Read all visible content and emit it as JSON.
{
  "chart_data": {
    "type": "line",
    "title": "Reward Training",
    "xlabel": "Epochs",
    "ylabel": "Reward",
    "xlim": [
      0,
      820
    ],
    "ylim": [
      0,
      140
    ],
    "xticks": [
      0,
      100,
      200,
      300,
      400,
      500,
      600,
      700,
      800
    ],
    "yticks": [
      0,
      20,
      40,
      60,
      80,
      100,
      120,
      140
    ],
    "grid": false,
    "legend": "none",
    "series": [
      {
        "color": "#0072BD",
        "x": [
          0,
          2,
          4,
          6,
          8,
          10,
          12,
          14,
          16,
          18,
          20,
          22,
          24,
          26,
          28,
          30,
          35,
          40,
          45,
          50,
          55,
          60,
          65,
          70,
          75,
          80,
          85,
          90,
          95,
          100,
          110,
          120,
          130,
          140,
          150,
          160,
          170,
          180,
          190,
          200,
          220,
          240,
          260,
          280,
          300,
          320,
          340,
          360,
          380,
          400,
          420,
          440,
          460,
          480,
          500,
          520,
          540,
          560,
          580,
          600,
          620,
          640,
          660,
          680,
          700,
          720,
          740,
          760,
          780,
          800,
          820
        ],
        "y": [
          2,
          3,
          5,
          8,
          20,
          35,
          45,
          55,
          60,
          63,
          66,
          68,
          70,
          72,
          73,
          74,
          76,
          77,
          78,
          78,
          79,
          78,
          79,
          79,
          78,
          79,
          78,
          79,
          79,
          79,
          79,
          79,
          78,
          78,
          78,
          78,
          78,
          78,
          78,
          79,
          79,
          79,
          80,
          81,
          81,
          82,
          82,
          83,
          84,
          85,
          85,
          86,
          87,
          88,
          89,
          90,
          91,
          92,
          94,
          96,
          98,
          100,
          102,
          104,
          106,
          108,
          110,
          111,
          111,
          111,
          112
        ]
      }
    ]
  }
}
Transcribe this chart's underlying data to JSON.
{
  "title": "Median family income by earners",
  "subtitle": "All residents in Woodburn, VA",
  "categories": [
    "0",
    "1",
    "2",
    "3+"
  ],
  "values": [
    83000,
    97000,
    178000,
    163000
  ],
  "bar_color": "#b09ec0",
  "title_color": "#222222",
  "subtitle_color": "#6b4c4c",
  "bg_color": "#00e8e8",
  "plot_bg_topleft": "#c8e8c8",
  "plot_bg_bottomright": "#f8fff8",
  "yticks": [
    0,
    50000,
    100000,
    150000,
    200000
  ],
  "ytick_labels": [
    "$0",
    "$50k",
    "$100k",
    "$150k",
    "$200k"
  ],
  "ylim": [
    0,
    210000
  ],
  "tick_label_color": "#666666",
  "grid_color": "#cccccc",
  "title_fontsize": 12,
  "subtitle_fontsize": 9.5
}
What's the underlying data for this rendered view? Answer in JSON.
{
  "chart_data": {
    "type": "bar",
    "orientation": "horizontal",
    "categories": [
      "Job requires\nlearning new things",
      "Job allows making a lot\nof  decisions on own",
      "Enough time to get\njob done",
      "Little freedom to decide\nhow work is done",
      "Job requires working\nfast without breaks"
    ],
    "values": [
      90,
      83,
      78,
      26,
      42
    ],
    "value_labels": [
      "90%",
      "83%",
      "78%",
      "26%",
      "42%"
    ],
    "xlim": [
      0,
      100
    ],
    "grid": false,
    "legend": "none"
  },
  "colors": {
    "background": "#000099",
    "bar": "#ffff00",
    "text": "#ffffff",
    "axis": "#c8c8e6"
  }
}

- GOAL -
Each line that holds the word "Reward" should be extracted from the records.

- THE SOLUTION -
    "title": "Reward Training",
    "ylabel": "Reward",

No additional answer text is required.